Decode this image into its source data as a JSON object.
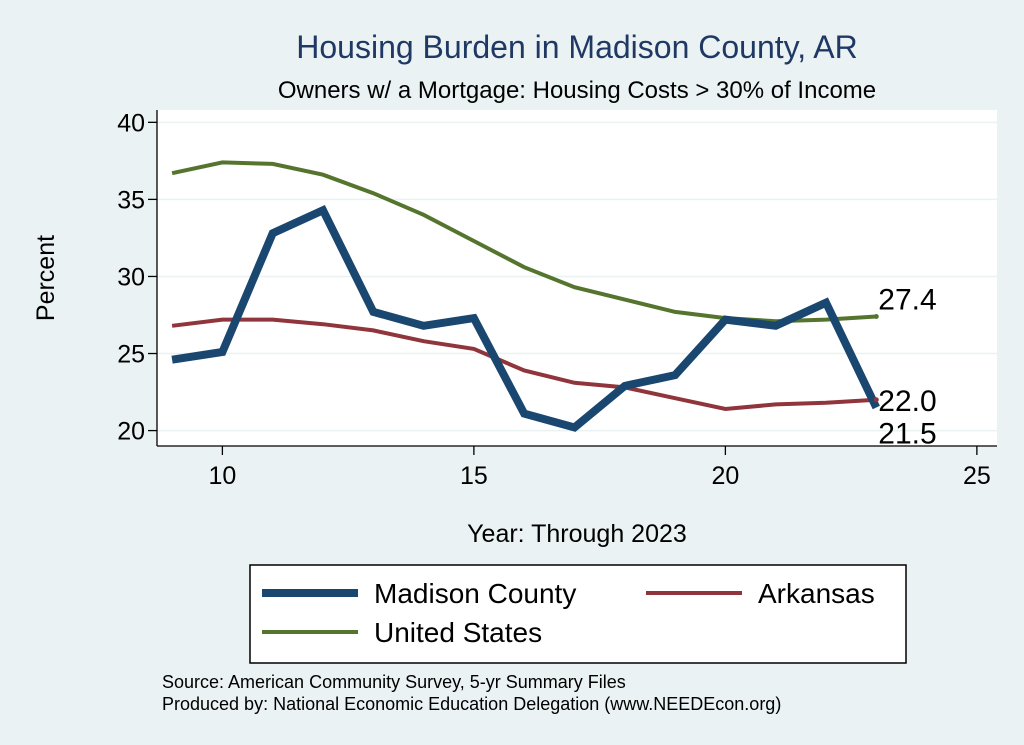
{
  "chart_data": {
    "type": "line",
    "title": "Housing Burden in Madison County, AR",
    "subtitle": "Owners w/ a Mortgage: Housing Costs > 30% of Income",
    "xlabel": "Year: Through 2023",
    "ylabel": "Percent",
    "xlim": [
      8.7,
      25.4
    ],
    "ylim": [
      19.0,
      40.8
    ],
    "xticks": [
      10,
      15,
      20,
      25
    ],
    "yticks": [
      20,
      25,
      30,
      35,
      40
    ],
    "grid": true,
    "legend_position": "bottom",
    "series": [
      {
        "name": "Madison County",
        "color": "#1a476f",
        "x": [
          9,
          10,
          11,
          12,
          13,
          14,
          15,
          16,
          17,
          18,
          19,
          20,
          21,
          22,
          23
        ],
        "values": [
          24.6,
          25.1,
          32.8,
          34.3,
          27.7,
          26.8,
          27.3,
          21.1,
          20.2,
          22.9,
          23.6,
          27.2,
          26.8,
          28.3,
          21.5
        ],
        "end_label": "21.5"
      },
      {
        "name": "Arkansas",
        "color": "#90353b",
        "x": [
          9,
          10,
          11,
          12,
          13,
          14,
          15,
          16,
          17,
          18,
          19,
          20,
          21,
          22,
          23
        ],
        "values": [
          26.8,
          27.2,
          27.2,
          26.9,
          26.5,
          25.8,
          25.3,
          23.9,
          23.1,
          22.8,
          22.1,
          21.4,
          21.7,
          21.8,
          22.0
        ],
        "end_label": "22.0"
      },
      {
        "name": "United States",
        "color": "#55752f",
        "x": [
          9,
          10,
          11,
          12,
          13,
          14,
          15,
          16,
          17,
          18,
          19,
          20,
          21,
          22,
          23
        ],
        "values": [
          36.7,
          37.4,
          37.3,
          36.6,
          35.4,
          34.0,
          32.3,
          30.6,
          29.3,
          28.5,
          27.7,
          27.3,
          27.1,
          27.2,
          27.4
        ],
        "end_label": "27.4"
      }
    ]
  },
  "source": {
    "line1": "Source: American Community Survey, 5-yr Summary Files",
    "line2": "Produced by: National Economic Education Delegation (www.NEEDEcon.org)"
  }
}
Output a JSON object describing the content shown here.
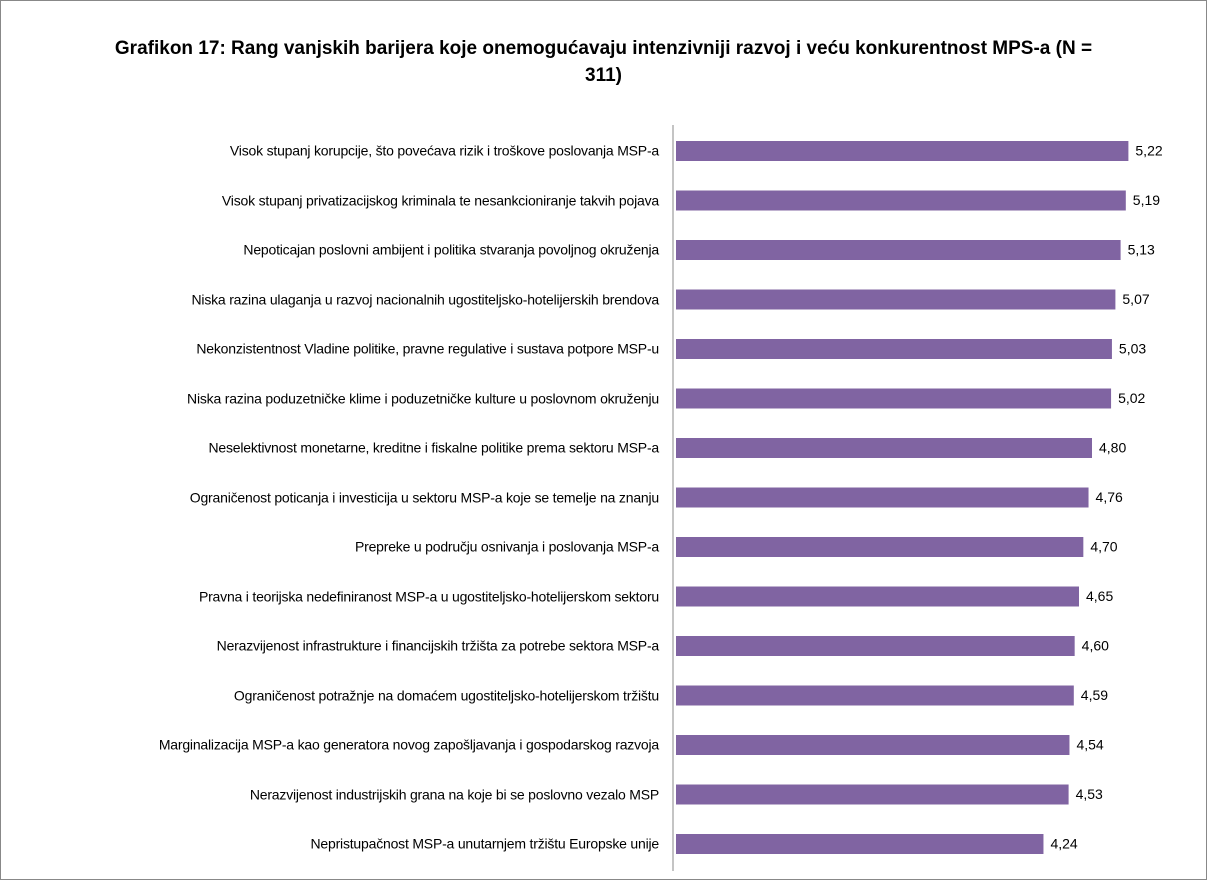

================

EXERCISE GOAL: Repeat the data exactly, dropping every picture it holds.

PROBLEM SOLUTION:
Decode this image into its source data as a JSON object.
{
  "chart_data": {
    "type": "line",
    "title": "Housing Burden in Madison County, AR",
    "subtitle": "Owners w/ a Mortgage: Housing Costs > 30% of Income",
    "xlabel": "Year: Through 2023",
    "ylabel": "Percent",
    "xlim": [
      8.7,
      25.4
    ],
    "ylim": [
      19.0,
      40.8
    ],
    "xticks": [
      10,
      15,
      20,
      25
    ],
    "yticks": [
      20,
      25,
      30,
      35,
      40
    ],
    "grid": true,
    "legend_position": "bottom",
    "series": [
      {
        "name": "Madison County",
        "color": "#1a476f",
        "x": [
          9,
          10,
          11,
          12,
          13,
          14,
          15,
          16,
          17,
          18,
          19,
          20,
          21,
          22,
          23
        ],
        "values": [
          24.6,
          25.1,
          32.8,
          34.3,
          27.7,
          26.8,
          27.3,
          21.1,
          20.2,
          22.9,
          23.6,
          27.2,
          26.8,
          28.3,
          21.5
        ],
        "end_label": "21.5"
      },
      {
        "name": "Arkansas",
        "color": "#90353b",
        "x": [
          9,
          10,
          11,
          12,
          13,
          14,
          15,
          16,
          17,
          18,
          19,
          20,
          21,
          22,
          23
        ],
        "values": [
          26.8,
          27.2,
          27.2,
          26.9,
          26.5,
          25.8,
          25.3,
          23.9,
          23.1,
          22.8,
          22.1,
          21.4,
          21.7,
          21.8,
          22.0
        ],
        "end_label": "22.0"
      },
      {
        "name": "United States",
        "color": "#55752f",
        "x": [
          9,
          10,
          11,
          12,
          13,
          14,
          15,
          16,
          17,
          18,
          19,
          20,
          21,
          22,
          23
        ],
        "values": [
          36.7,
          37.4,
          37.3,
          36.6,
          35.4,
          34.0,
          32.3,
          30.6,
          29.3,
          28.5,
          27.7,
          27.3,
          27.1,
          27.2,
          27.4
        ],
        "end_label": "27.4"
      }
    ]
  },
  "source": {
    "line1": "Source: American Community Survey, 5-yr Summary Files",
    "line2": "Produced by: National Economic Education Delegation (www.NEEDEcon.org)"
  }
}
Output a JSON object describing the content shown here.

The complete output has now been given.